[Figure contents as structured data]
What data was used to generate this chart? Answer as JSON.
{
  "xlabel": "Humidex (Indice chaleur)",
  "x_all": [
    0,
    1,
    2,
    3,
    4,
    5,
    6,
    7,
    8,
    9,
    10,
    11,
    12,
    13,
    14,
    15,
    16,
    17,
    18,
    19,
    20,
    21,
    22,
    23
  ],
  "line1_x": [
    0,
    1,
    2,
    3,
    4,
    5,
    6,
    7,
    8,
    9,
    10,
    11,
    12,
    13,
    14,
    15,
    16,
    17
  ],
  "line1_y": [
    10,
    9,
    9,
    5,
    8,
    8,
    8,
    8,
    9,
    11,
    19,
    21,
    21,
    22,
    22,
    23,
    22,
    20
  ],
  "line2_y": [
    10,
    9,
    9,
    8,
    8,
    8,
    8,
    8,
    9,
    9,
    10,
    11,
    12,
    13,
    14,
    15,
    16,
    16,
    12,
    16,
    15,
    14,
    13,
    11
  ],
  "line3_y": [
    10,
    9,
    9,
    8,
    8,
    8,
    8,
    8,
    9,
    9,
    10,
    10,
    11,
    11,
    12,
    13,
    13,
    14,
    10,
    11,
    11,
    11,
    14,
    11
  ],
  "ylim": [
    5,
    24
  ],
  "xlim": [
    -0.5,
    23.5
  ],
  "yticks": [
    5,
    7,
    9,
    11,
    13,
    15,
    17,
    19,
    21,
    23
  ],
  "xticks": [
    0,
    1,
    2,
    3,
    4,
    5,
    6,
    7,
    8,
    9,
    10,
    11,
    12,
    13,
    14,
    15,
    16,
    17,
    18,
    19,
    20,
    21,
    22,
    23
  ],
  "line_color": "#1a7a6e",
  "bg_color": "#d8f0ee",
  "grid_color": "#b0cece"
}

## Description of the task
Reproduce every entry shown above, precisely as it stands.

## Solution for this problem
What data was used to generate this chart? Answer as JSON.
{
  "xlabel": "Humidex (Indice chaleur)",
  "x_all": [
    0,
    1,
    2,
    3,
    4,
    5,
    6,
    7,
    8,
    9,
    10,
    11,
    12,
    13,
    14,
    15,
    16,
    17,
    18,
    19,
    20,
    21,
    22,
    23
  ],
  "line1_x": [
    0,
    1,
    2,
    3,
    4,
    5,
    6,
    7,
    8,
    9,
    10,
    11,
    12,
    13,
    14,
    15,
    16,
    17
  ],
  "line1_y": [
    10,
    9,
    9,
    5,
    8,
    8,
    8,
    8,
    9,
    11,
    19,
    21,
    21,
    22,
    22,
    23,
    22,
    20
  ],
  "line2_y": [
    10,
    9,
    9,
    8,
    8,
    8,
    8,
    8,
    9,
    9,
    10,
    11,
    12,
    13,
    14,
    15,
    16,
    16,
    12,
    16,
    15,
    14,
    13,
    11
  ],
  "line3_y": [
    10,
    9,
    9,
    8,
    8,
    8,
    8,
    8,
    9,
    9,
    10,
    10,
    11,
    11,
    12,
    13,
    13,
    14,
    10,
    11,
    11,
    11,
    14,
    11
  ],
  "ylim": [
    5,
    24
  ],
  "xlim": [
    -0.5,
    23.5
  ],
  "yticks": [
    5,
    7,
    9,
    11,
    13,
    15,
    17,
    19,
    21,
    23
  ],
  "xticks": [
    0,
    1,
    2,
    3,
    4,
    5,
    6,
    7,
    8,
    9,
    10,
    11,
    12,
    13,
    14,
    15,
    16,
    17,
    18,
    19,
    20,
    21,
    22,
    23
  ],
  "line_color": "#1a7a6e",
  "bg_color": "#d8f0ee",
  "grid_color": "#b0cece"
}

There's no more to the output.